### [WHAT YOU NEED TO DO]
Skip the pictures and repeat each line of the data exactly.

===== LISTED RECORDS

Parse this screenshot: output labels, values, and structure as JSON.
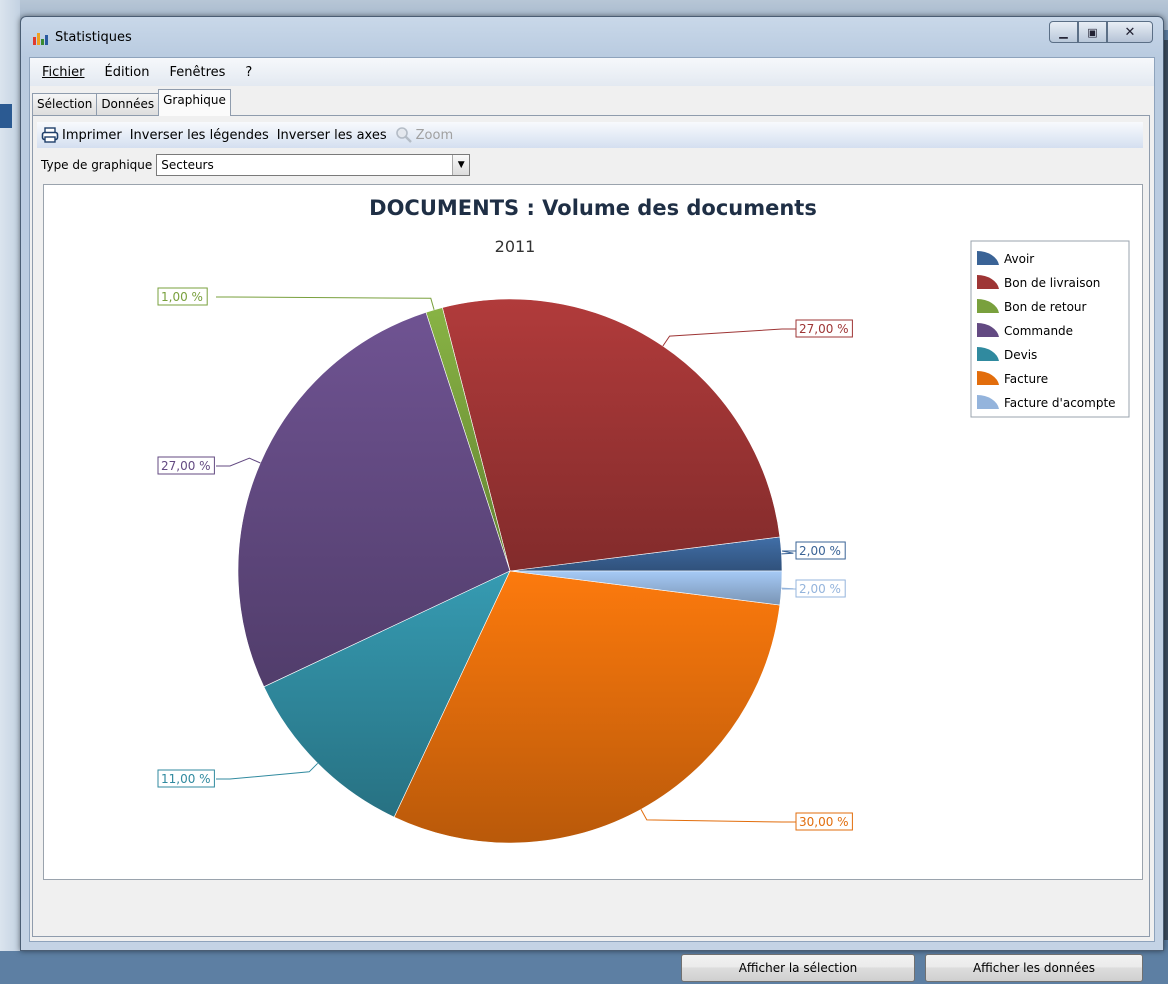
{
  "window": {
    "title": "Statistiques"
  },
  "menu": [
    "Fichier",
    "Édition",
    "Fenêtres",
    "?"
  ],
  "tabs": [
    "Sélection",
    "Données",
    "Graphique"
  ],
  "toolbar": {
    "print": "Imprimer",
    "invert_legends": "Inverser les légendes",
    "invert_axes": "Inverser les axes",
    "zoom": "Zoom"
  },
  "chart_type": {
    "label": "Type de graphique",
    "value": "Secteurs"
  },
  "buttons": {
    "show_selection": "Afficher la sélection",
    "show_data": "Afficher les données"
  },
  "chart_data": {
    "type": "pie",
    "title": "DOCUMENTS : Volume des documents",
    "subtitle": "2011",
    "legend_position": "top-right",
    "slices": [
      {
        "name": "Avoir",
        "value": 2,
        "label": "2,00 %",
        "color": "#3a6396"
      },
      {
        "name": "Bon de livraison",
        "value": 27,
        "label": "27,00 %",
        "color": "#9e3535"
      },
      {
        "name": "Bon de retour",
        "value": 1,
        "label": "1,00 %",
        "color": "#79a03d"
      },
      {
        "name": "Commande",
        "value": 27,
        "label": "27,00 %",
        "color": "#634a82"
      },
      {
        "name": "Devis",
        "value": 11,
        "label": "11,00 %",
        "color": "#308a9f"
      },
      {
        "name": "Facture",
        "value": 30,
        "label": "30,00 %",
        "color": "#e26d0c"
      },
      {
        "name": "Facture d'acompte",
        "value": 2,
        "label": "2,00 %",
        "color": "#94b4dc"
      }
    ]
  }
}
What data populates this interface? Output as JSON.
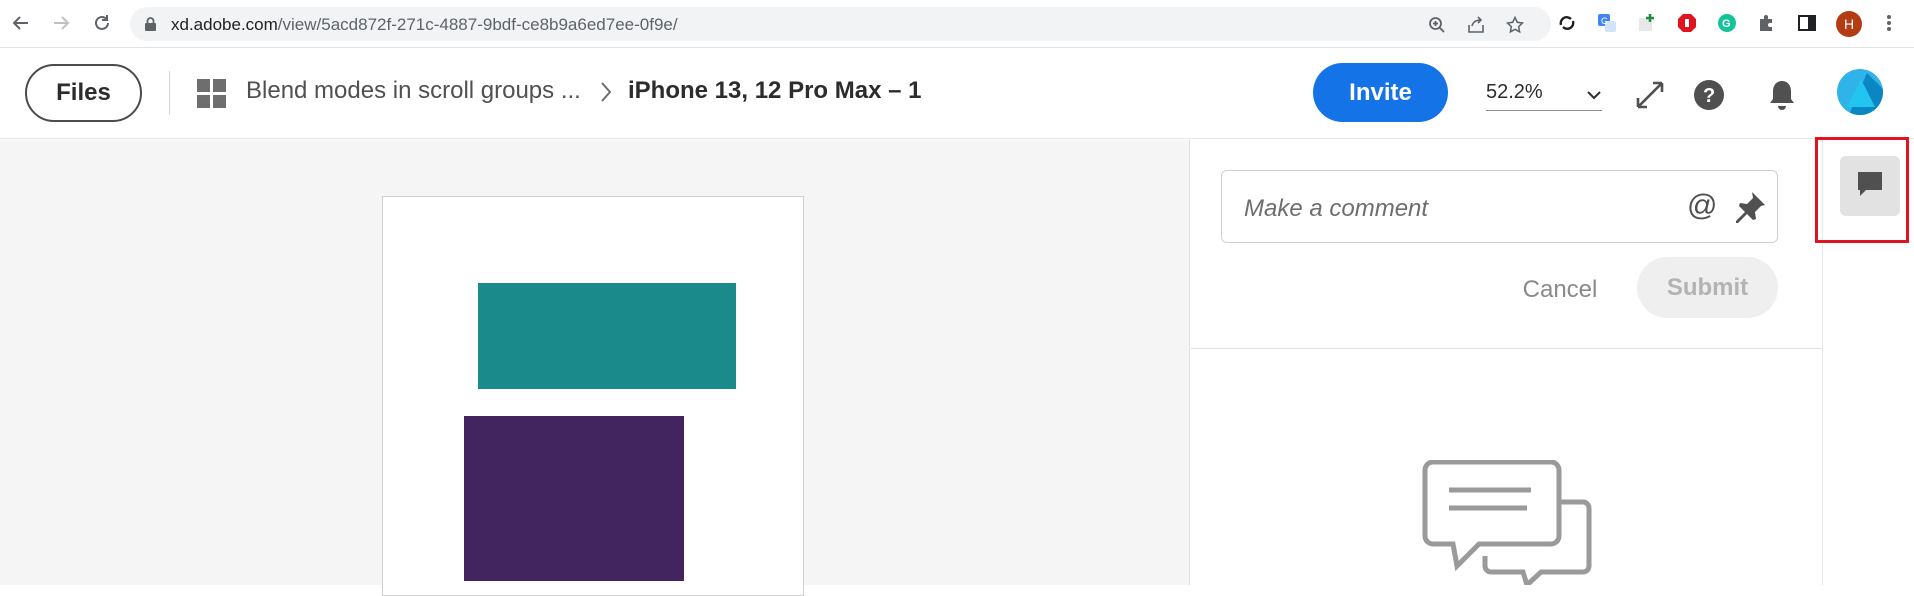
{
  "browser": {
    "url_host": "xd.adobe.com",
    "url_path": "/view/5acd872f-271c-4887-9bdf-ce8b9a6ed7ee-0f9e/",
    "profile_initial": "H"
  },
  "header": {
    "files_label": "Files",
    "document_name": "Blend modes in scroll groups ...",
    "artboard_name": "iPhone 13, 12 Pro Max – 1",
    "invite_label": "Invite",
    "zoom_value": "52.2%"
  },
  "canvas": {
    "shapes": [
      {
        "name": "teal-rectangle",
        "color": "#1b8a8a"
      },
      {
        "name": "purple-rectangle",
        "color": "#42245f"
      }
    ]
  },
  "comments": {
    "placeholder": "Make a comment",
    "mention_symbol": "@",
    "cancel_label": "Cancel",
    "submit_label": "Submit"
  },
  "colors": {
    "accent": "#1473e6",
    "highlight": "#e0141e"
  }
}
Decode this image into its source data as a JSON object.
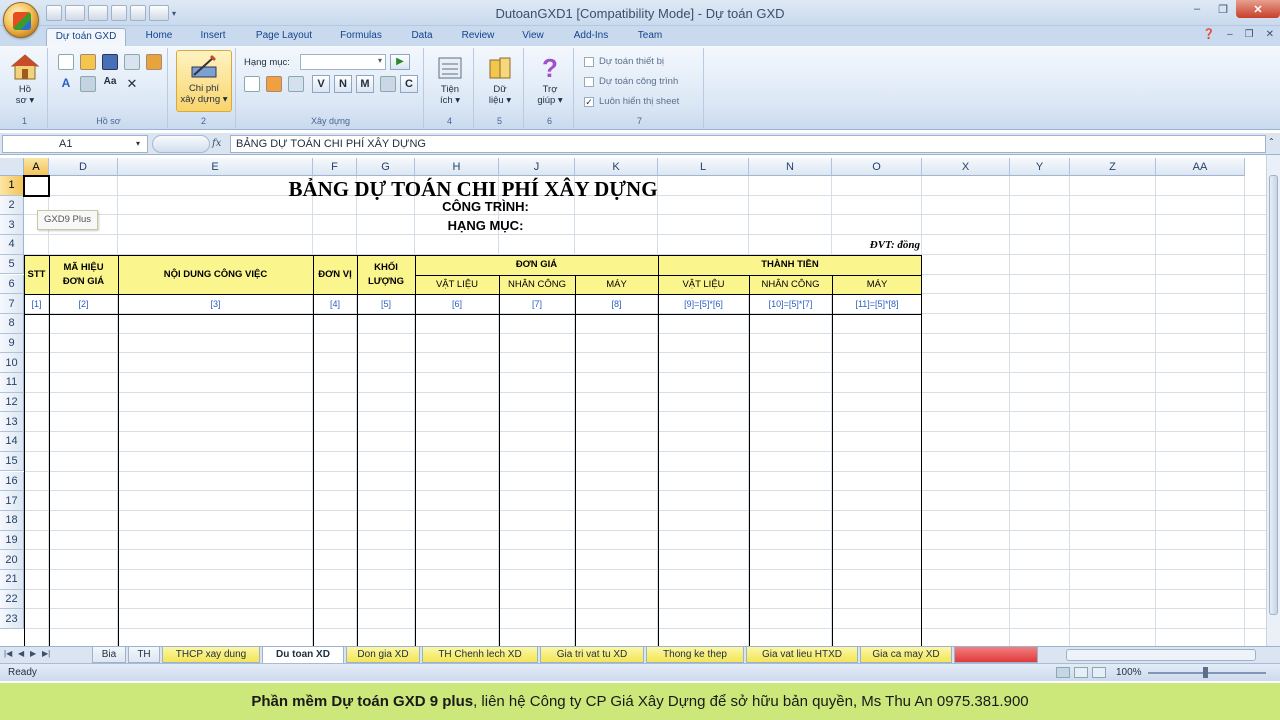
{
  "window": {
    "title": "DutoanGXD1  [Compatibility Mode] - Dự toán GXD",
    "controls": {
      "minimize": "–",
      "maximize": "❐",
      "close": "✕"
    }
  },
  "tabs": [
    "Dự toán GXD",
    "Home",
    "Insert",
    "Page Layout",
    "Formulas",
    "Data",
    "Review",
    "View",
    "Add-Ins",
    "Team"
  ],
  "active_tab": "Dự toán GXD",
  "ribbon": {
    "ho_so": {
      "label1": "Hồ",
      "label2": "sơ ▾",
      "group": "Hồ sơ",
      "group_no": "1"
    },
    "chi_phi": {
      "label1": "Chi phí",
      "label2": "xây dựng ▾",
      "group_no": "2"
    },
    "xay_dung": {
      "hang_muc_label": "Hạng mục:",
      "group": "Xây dựng",
      "letters": [
        "V",
        "N",
        "M",
        "C"
      ]
    },
    "tien_ich": {
      "label1": "Tiện",
      "label2": "ích ▾",
      "group_no": "4"
    },
    "du_lieu": {
      "label1": "Dữ",
      "label2": "liệu ▾",
      "group_no": "5"
    },
    "tro_giup": {
      "label1": "Trợ",
      "label2": "giúp ▾",
      "group_no": "6"
    },
    "options": {
      "items": [
        {
          "label": "Dự toán thiết bị",
          "checked": false
        },
        {
          "label": "Dự toán công trình",
          "checked": false
        },
        {
          "label": "Luôn hiển thị sheet",
          "checked": true
        }
      ],
      "group_no": "7"
    }
  },
  "formula_bar": {
    "name_box": "A1",
    "fx": "fx",
    "formula": "BẢNG DỰ TOÁN CHI PHÍ XÂY DỰNG"
  },
  "columns": [
    "A",
    "D",
    "E",
    "F",
    "G",
    "H",
    "J",
    "K",
    "L",
    "N",
    "O",
    "X",
    "Y",
    "Z",
    "AA"
  ],
  "rows": [
    "1",
    "2",
    "3",
    "4",
    "5",
    "6",
    "7",
    "8",
    "9",
    "10",
    "11",
    "12",
    "13",
    "14",
    "15",
    "16",
    "17",
    "18",
    "19",
    "20",
    "21",
    "22",
    "23"
  ],
  "sheet": {
    "title": "BẢNG DỰ TOÁN CHI PHÍ XÂY DỰNG",
    "cong_trinh": "CÔNG TRÌNH:",
    "hang_muc": "HẠNG MỤC:",
    "dvt": "ĐVT: đồng",
    "headers": {
      "stt": "STT",
      "ma_hieu_1": "MÃ HIỆU",
      "ma_hieu_2": "ĐƠN GIÁ",
      "noi_dung": "NỘI DUNG CÔNG VIỆC",
      "don_vi": "ĐƠN VỊ",
      "khoi_1": "KHỐI",
      "khoi_2": "LƯỢNG",
      "don_gia": "ĐƠN GIÁ",
      "thanh_tien": "THÀNH TIỀN",
      "vat_lieu": "VẬT LIỆU",
      "nhan_cong": "NHÂN CÔNG",
      "may": "MÁY"
    },
    "index_row": [
      "[1]",
      "[2]",
      "[3]",
      "[4]",
      "[5]",
      "[6]",
      "[7]",
      "[8]",
      "[9]=[5]*[6]",
      "[10]=[5]*[7]",
      "[11]=[5]*[8]"
    ]
  },
  "tooltip": "GXD9 Plus",
  "sheet_tabs": [
    {
      "label": "Bia",
      "style": "plain"
    },
    {
      "label": "TH",
      "style": "plain"
    },
    {
      "label": "THCP xay dung",
      "style": "yel"
    },
    {
      "label": "Du toan XD",
      "style": "active"
    },
    {
      "label": "Don gia XD",
      "style": "yel"
    },
    {
      "label": "TH Chenh lech XD",
      "style": "yel"
    },
    {
      "label": "Gia tri vat tu XD",
      "style": "yel"
    },
    {
      "label": "Thong ke thep",
      "style": "yel"
    },
    {
      "label": "Gia vat lieu HTXD",
      "style": "yel"
    },
    {
      "label": "Gia ca may XD",
      "style": "yel"
    }
  ],
  "status": {
    "ready": "Ready",
    "zoom": "100%"
  },
  "banner": {
    "bold": "Phần mềm Dự toán GXD 9 plus",
    "rest": ", liên hệ Công ty CP Giá Xây Dựng để sở hữu bản quyền, Ms Thu An 0975.381.900"
  }
}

==========

### [RESULT]
Parse this screenshot: output labels, values, and structure as JSON.
{
  "window": {
    "title": "Statistiques"
  },
  "menu": [
    "Fichier",
    "Édition",
    "Fenêtres",
    "?"
  ],
  "tabs": [
    "Sélection",
    "Données",
    "Graphique"
  ],
  "toolbar": {
    "print": "Imprimer",
    "invert_legends": "Inverser les légendes",
    "invert_axes": "Inverser les axes",
    "zoom": "Zoom"
  },
  "chart_type": {
    "label": "Type de graphique",
    "value": "Secteurs"
  },
  "buttons": {
    "show_selection": "Afficher la sélection",
    "show_data": "Afficher les données"
  },
  "chart_data": {
    "type": "pie",
    "title": "DOCUMENTS : Volume des documents",
    "subtitle": "2011",
    "legend_position": "top-right",
    "slices": [
      {
        "name": "Avoir",
        "value": 2,
        "label": "2,00 %",
        "color": "#3a6396"
      },
      {
        "name": "Bon de livraison",
        "value": 27,
        "label": "27,00 %",
        "color": "#9e3535"
      },
      {
        "name": "Bon de retour",
        "value": 1,
        "label": "1,00 %",
        "color": "#79a03d"
      },
      {
        "name": "Commande",
        "value": 27,
        "label": "27,00 %",
        "color": "#634a82"
      },
      {
        "name": "Devis",
        "value": 11,
        "label": "11,00 %",
        "color": "#308a9f"
      },
      {
        "name": "Facture",
        "value": 30,
        "label": "30,00 %",
        "color": "#e26d0c"
      },
      {
        "name": "Facture d'acompte",
        "value": 2,
        "label": "2,00 %",
        "color": "#94b4dc"
      }
    ]
  }
}
What data populates this interface? Output as JSON.
{
  "browser": {
    "url_host": "xd.adobe.com",
    "url_path": "/view/5acd872f-271c-4887-9bdf-ce8b9a6ed7ee-0f9e/",
    "profile_initial": "H"
  },
  "header": {
    "files_label": "Files",
    "document_name": "Blend modes in scroll groups ...",
    "artboard_name": "iPhone 13, 12 Pro Max – 1",
    "invite_label": "Invite",
    "zoom_value": "52.2%"
  },
  "canvas": {
    "shapes": [
      {
        "name": "teal-rectangle",
        "color": "#1b8a8a"
      },
      {
        "name": "purple-rectangle",
        "color": "#42245f"
      }
    ]
  },
  "comments": {
    "placeholder": "Make a comment",
    "mention_symbol": "@",
    "cancel_label": "Cancel",
    "submit_label": "Submit"
  },
  "colors": {
    "accent": "#1473e6",
    "highlight": "#e0141e"
  }
}
Decode this image into its source data as a JSON object.
{
  "window": {
    "title": "DutoanGXD1  [Compatibility Mode] - Dự toán GXD",
    "controls": {
      "minimize": "–",
      "maximize": "❐",
      "close": "✕"
    }
  },
  "tabs": [
    "Dự toán GXD",
    "Home",
    "Insert",
    "Page Layout",
    "Formulas",
    "Data",
    "Review",
    "View",
    "Add-Ins",
    "Team"
  ],
  "active_tab": "Dự toán GXD",
  "ribbon": {
    "ho_so": {
      "label1": "Hồ",
      "label2": "sơ ▾",
      "group": "Hồ sơ",
      "group_no": "1"
    },
    "chi_phi": {
      "label1": "Chi phí",
      "label2": "xây dựng ▾",
      "group_no": "2"
    },
    "xay_dung": {
      "hang_muc_label": "Hạng mục:",
      "group": "Xây dựng",
      "letters": [
        "V",
        "N",
        "M",
        "C"
      ]
    },
    "tien_ich": {
      "label1": "Tiện",
      "label2": "ích ▾",
      "group_no": "4"
    },
    "du_lieu": {
      "label1": "Dữ",
      "label2": "liệu ▾",
      "group_no": "5"
    },
    "tro_giup": {
      "label1": "Trợ",
      "label2": "giúp ▾",
      "group_no": "6"
    },
    "options": {
      "items": [
        {
          "label": "Dự toán thiết bị",
          "checked": false
        },
        {
          "label": "Dự toán công trình",
          "checked": false
        },
        {
          "label": "Luôn hiển thị sheet",
          "checked": true
        }
      ],
      "group_no": "7"
    }
  },
  "formula_bar": {
    "name_box": "A1",
    "fx": "fx",
    "formula": "BẢNG DỰ TOÁN CHI PHÍ XÂY DỰNG"
  },
  "columns": [
    "A",
    "D",
    "E",
    "F",
    "G",
    "H",
    "J",
    "K",
    "L",
    "N",
    "O",
    "X",
    "Y",
    "Z",
    "AA"
  ],
  "rows": [
    "1",
    "2",
    "3",
    "4",
    "5",
    "6",
    "7",
    "8",
    "9",
    "10",
    "11",
    "12",
    "13",
    "14",
    "15",
    "16",
    "17",
    "18",
    "19",
    "20",
    "21",
    "22",
    "23"
  ],
  "sheet": {
    "title": "BẢNG DỰ TOÁN CHI PHÍ XÂY DỰNG",
    "cong_trinh": "CÔNG TRÌNH:",
    "hang_muc": "HẠNG MỤC:",
    "dvt": "ĐVT: đồng",
    "headers": {
      "stt": "STT",
      "ma_hieu_1": "MÃ HIỆU",
      "ma_hieu_2": "ĐƠN GIÁ",
      "noi_dung": "NỘI DUNG CÔNG VIỆC",
      "don_vi": "ĐƠN VỊ",
      "khoi_1": "KHỐI",
      "khoi_2": "LƯỢNG",
      "don_gia": "ĐƠN GIÁ",
      "thanh_tien": "THÀNH TIỀN",
      "vat_lieu": "VẬT LIỆU",
      "nhan_cong": "NHÂN CÔNG",
      "may": "MÁY"
    },
    "index_row": [
      "[1]",
      "[2]",
      "[3]",
      "[4]",
      "[5]",
      "[6]",
      "[7]",
      "[8]",
      "[9]=[5]*[6]",
      "[10]=[5]*[7]",
      "[11]=[5]*[8]"
    ]
  },
  "tooltip": "GXD9 Plus",
  "sheet_tabs": [
    {
      "label": "Bia",
      "style": "plain"
    },
    {
      "label": "TH",
      "style": "plain"
    },
    {
      "label": "THCP xay dung",
      "style": "yel"
    },
    {
      "label": "Du toan XD",
      "style": "active"
    },
    {
      "label": "Don gia XD",
      "style": "yel"
    },
    {
      "label": "TH Chenh lech XD",
      "style": "yel"
    },
    {
      "label": "Gia tri vat tu XD",
      "style": "yel"
    },
    {
      "label": "Thong ke thep",
      "style": "yel"
    },
    {
      "label": "Gia vat lieu HTXD",
      "style": "yel"
    },
    {
      "label": "Gia ca may XD",
      "style": "yel"
    }
  ],
  "status": {
    "ready": "Ready",
    "zoom": "100%"
  },
  "banner": {
    "bold": "Phần mềm Dự toán GXD 9 plus",
    "rest": ", liên hệ Công ty CP Giá Xây Dựng để sở hữu bản quyền, Ms Thu An 0975.381.900"
  }
}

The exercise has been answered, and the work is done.